■ Fragmento del documento:
****************

Obtuvo títulos internacionales como Copa Merconorte con el Atlético Nacional en 1998, Copa América con la Selección Colombia en el 2001, Copa Concacaf con el Pachuca en el 2002, 2007, 2008 y 2010 y la Súper Liga Norteamericana con el Pachuca en el 2007.

Nació el 14 de abril de 1971 en Ginebra, Valle del Cauca, tierra del famoso Festival del Mono Núñez, cocina de espléndidos sancochos de gallina, cuna de brisas con olor a caña de azúcar y fraternidad por doquier.

Desde muy pequeño mostró sus destrezas para el arco y fue formado en la Escuela Carlos Sarmiento Lora. A los 15 años ya disputaba puesto con otros dos grandes del fútbol colombiano: Óscar Córdoba y Faryd Mondragón.

La Escuela Sarmiento Lora había hecho un negocio bien particular con al Real Independiente de Ginebra donde lo descubrieron: les dieron diez balones, uniformes y 150 mil pesos. Pero al que le van a dar le guardan. Calero encontró a un ángel de la guarda: Reynaldo Rueda, el hoy finalista de la Copa Suramericana con el Flamengo de Brasil, campeón con Nacional y director técnico de las selecciones de Colombia, Ecuador y Honduras.

El profe Rueda dictaba clases en el colegio Mayor de Yumbo, la capital industrial del Valle del Cauca –tierra de Rosemberg Pabón el mal recordado “Comandante uno” del grupo guerrillero M-19– donde adelantaba el bachillerato Miguel Ángel Calero.

En una edición de la revista “El Cali”, el licenciado en Educación Física y Salud en la Universidad del Valle lo recordó: “Recogía a Miguel todos los días a las 6:15 de la mañana en Santa Librada, ya que él vivía en La Loma de la Cruz, gracias a un cuarto que le pagaba la Escuela Sarmiento; llegábamos tipo 7 al colegio, a las 12:40 p.m. salíamos y lo dejaba en su casa a la 1:30 p.m. Luego nos veíamos de nuevo a las 3:00 p.m. en las canchas panamericanas. Fui su chofer durante 10 meses”.

****************

■ Tarea: Copia textualmente el fragmento sobre Miguel Ángel Calero desde "Obtuvo títulos internacionales" hasta "fraternidad por doquier.", ambos incluidos. Los registros no tienen ningún papel en esto.

****************

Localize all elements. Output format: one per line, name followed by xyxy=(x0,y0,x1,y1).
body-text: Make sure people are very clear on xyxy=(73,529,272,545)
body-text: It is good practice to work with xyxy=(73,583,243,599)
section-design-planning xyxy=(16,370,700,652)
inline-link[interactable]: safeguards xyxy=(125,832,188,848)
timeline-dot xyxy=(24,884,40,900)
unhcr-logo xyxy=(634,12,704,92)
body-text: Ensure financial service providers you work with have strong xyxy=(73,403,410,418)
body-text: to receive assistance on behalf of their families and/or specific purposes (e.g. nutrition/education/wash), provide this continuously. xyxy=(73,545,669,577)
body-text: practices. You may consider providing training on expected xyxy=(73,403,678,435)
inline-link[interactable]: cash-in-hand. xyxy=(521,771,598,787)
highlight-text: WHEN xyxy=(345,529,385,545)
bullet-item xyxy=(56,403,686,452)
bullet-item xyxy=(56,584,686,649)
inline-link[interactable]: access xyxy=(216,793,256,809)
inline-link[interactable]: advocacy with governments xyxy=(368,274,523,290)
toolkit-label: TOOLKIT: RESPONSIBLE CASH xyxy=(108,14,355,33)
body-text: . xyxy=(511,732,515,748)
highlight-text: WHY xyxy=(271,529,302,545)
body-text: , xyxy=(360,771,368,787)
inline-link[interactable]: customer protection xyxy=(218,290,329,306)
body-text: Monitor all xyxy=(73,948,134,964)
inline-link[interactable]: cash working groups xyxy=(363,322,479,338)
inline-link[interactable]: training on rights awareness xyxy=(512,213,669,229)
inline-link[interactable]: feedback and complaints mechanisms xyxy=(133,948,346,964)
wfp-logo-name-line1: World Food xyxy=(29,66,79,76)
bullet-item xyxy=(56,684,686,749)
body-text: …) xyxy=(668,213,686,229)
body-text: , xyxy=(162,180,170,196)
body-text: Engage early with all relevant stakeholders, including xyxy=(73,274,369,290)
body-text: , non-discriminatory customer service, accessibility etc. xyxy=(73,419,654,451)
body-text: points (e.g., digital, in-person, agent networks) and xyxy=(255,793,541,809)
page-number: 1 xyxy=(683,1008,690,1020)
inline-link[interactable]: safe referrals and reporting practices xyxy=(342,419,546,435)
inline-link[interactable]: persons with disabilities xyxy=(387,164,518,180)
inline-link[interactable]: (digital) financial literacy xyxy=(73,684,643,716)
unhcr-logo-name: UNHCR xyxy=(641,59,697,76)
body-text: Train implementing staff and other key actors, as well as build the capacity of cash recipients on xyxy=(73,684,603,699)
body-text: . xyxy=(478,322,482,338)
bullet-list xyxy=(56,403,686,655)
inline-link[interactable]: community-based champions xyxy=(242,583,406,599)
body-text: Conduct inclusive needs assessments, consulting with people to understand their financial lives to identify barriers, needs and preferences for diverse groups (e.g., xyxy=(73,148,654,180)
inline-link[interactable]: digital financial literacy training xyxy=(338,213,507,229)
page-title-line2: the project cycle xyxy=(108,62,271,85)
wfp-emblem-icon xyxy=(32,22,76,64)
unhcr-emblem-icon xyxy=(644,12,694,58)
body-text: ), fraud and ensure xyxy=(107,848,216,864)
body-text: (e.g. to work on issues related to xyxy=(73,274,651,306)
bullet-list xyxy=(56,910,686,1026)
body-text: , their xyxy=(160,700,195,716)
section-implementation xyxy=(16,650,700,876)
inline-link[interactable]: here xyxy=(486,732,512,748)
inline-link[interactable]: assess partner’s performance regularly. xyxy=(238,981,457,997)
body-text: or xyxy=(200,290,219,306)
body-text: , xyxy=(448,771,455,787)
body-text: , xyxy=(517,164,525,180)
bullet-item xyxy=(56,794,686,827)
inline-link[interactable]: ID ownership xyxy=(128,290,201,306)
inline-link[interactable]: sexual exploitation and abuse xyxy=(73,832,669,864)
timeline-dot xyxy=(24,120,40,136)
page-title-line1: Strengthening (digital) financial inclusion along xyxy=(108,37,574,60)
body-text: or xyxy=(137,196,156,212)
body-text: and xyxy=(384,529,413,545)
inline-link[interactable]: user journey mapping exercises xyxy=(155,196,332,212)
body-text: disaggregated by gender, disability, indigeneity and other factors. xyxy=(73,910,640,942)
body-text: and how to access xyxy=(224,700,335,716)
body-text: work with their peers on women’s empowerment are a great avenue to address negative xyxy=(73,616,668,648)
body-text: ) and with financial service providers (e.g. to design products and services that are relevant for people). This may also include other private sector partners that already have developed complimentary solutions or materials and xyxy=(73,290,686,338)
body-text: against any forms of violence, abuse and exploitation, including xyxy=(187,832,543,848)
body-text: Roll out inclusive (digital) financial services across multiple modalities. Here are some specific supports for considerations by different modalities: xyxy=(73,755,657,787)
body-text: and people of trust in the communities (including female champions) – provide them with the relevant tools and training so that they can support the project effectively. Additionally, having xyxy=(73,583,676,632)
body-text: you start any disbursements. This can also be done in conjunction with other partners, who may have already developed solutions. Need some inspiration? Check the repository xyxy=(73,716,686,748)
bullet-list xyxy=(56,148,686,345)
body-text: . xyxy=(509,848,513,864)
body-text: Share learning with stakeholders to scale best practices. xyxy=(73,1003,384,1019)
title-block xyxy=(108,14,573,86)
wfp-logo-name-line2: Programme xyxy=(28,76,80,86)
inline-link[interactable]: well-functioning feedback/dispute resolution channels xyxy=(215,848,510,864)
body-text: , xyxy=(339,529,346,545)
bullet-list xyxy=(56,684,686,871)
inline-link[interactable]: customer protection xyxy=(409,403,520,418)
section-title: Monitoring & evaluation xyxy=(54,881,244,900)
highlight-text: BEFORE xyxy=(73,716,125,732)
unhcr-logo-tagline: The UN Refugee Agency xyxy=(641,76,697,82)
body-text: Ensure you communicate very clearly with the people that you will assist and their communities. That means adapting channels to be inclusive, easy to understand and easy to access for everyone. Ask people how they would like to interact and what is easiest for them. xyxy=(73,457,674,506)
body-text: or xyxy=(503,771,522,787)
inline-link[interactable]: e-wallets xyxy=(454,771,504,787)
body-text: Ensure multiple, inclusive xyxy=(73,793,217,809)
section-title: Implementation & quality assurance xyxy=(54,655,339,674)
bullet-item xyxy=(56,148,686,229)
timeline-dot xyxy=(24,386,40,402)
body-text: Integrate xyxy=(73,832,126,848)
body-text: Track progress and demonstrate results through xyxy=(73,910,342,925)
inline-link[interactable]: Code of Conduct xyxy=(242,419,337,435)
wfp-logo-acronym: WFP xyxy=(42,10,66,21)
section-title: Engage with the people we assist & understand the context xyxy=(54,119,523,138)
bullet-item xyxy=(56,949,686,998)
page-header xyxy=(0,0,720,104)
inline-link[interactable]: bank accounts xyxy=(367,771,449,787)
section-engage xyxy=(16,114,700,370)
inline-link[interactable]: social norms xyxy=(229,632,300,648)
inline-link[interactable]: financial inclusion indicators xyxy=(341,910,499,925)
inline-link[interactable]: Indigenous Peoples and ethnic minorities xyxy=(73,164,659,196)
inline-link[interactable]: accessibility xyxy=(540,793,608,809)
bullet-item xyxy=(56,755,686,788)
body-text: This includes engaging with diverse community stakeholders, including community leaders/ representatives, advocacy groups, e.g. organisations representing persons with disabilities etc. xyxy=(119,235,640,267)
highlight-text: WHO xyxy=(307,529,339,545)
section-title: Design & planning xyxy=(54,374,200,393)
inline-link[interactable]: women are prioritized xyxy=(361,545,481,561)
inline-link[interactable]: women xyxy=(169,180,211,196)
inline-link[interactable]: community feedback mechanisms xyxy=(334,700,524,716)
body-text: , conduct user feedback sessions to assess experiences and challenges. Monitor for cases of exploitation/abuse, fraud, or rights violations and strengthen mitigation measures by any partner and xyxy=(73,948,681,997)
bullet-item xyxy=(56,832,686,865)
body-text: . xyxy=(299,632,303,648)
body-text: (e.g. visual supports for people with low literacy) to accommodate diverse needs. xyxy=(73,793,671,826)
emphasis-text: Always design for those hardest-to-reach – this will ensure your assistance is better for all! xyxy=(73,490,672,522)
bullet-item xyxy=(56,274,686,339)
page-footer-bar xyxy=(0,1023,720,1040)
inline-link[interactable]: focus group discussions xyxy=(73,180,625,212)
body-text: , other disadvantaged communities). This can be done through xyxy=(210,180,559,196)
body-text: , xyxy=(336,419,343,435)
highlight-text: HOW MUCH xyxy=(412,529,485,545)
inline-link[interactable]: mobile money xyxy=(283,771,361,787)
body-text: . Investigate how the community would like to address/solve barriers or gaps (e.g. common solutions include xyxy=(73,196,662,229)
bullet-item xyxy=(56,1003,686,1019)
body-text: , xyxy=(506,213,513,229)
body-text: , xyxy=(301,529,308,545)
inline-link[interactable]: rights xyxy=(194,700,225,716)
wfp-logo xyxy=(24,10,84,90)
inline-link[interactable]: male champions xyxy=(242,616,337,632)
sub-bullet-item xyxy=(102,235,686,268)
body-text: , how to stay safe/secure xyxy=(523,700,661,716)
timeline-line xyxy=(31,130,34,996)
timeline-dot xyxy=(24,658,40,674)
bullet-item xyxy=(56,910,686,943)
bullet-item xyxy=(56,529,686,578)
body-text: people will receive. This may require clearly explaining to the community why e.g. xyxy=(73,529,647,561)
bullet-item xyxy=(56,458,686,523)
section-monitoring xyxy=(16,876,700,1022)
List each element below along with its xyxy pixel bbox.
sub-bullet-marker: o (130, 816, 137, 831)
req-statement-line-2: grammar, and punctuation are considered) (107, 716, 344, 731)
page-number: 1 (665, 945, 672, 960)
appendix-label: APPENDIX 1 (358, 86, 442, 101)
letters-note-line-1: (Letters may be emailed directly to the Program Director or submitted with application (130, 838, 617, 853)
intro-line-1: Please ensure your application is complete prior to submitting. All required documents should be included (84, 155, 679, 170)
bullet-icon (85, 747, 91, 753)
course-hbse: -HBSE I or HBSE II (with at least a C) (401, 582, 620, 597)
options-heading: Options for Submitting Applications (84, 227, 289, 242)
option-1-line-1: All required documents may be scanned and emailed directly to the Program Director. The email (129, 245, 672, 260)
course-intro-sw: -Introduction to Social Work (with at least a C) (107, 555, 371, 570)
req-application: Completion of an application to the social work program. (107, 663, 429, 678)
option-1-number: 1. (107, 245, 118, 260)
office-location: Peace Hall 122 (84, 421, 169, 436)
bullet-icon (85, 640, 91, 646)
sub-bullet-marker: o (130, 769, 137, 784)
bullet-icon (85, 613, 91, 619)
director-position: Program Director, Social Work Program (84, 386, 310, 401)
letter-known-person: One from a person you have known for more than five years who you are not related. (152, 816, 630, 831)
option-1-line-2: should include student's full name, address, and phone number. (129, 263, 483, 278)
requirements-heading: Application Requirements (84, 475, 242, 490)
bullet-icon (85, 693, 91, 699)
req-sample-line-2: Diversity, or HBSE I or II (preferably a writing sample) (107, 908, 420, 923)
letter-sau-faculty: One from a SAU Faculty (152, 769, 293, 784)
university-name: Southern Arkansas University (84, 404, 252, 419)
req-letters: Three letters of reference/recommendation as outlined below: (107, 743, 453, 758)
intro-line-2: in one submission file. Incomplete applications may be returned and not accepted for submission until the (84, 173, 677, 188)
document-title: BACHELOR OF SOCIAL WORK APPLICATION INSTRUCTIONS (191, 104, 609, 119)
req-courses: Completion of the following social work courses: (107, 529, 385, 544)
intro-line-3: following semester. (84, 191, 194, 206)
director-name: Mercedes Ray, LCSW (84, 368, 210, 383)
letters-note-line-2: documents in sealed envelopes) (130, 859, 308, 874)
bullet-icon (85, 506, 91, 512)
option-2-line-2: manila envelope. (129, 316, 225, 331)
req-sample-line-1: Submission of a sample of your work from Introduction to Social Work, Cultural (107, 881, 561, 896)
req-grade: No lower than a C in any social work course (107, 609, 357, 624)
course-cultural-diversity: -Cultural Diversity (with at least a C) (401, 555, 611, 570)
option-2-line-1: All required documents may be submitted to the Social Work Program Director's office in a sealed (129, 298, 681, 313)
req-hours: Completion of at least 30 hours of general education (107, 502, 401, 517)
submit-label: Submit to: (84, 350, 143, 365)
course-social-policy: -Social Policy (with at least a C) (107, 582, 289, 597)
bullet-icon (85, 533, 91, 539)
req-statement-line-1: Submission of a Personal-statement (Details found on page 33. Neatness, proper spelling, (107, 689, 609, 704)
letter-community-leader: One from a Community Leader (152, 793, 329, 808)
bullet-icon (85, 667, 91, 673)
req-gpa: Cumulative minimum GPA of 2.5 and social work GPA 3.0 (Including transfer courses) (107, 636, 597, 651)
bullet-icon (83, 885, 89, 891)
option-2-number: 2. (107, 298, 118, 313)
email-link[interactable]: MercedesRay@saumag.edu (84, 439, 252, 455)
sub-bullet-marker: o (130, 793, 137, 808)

****************

■ Tu respuesta:
Obtuvo títulos internacionales como Copa Merconorte con el Atlético Nacional en 1998, Copa América con la Selección Colombia en el 2001, Copa Concacaf con el Pachuca en el 2002, 2007, 2008 y 2010 y la Súper Liga Norteamericana con el Pachuca en el 2007.

Nació el 14 de abril de 1971 en Ginebra, Valle del Cauca, tierra del famoso Festival del Mono Núñez, cocina de espléndidos sancochos de gallina, cuna de brisas con olor a caña de azúcar y fraternidad por doquier.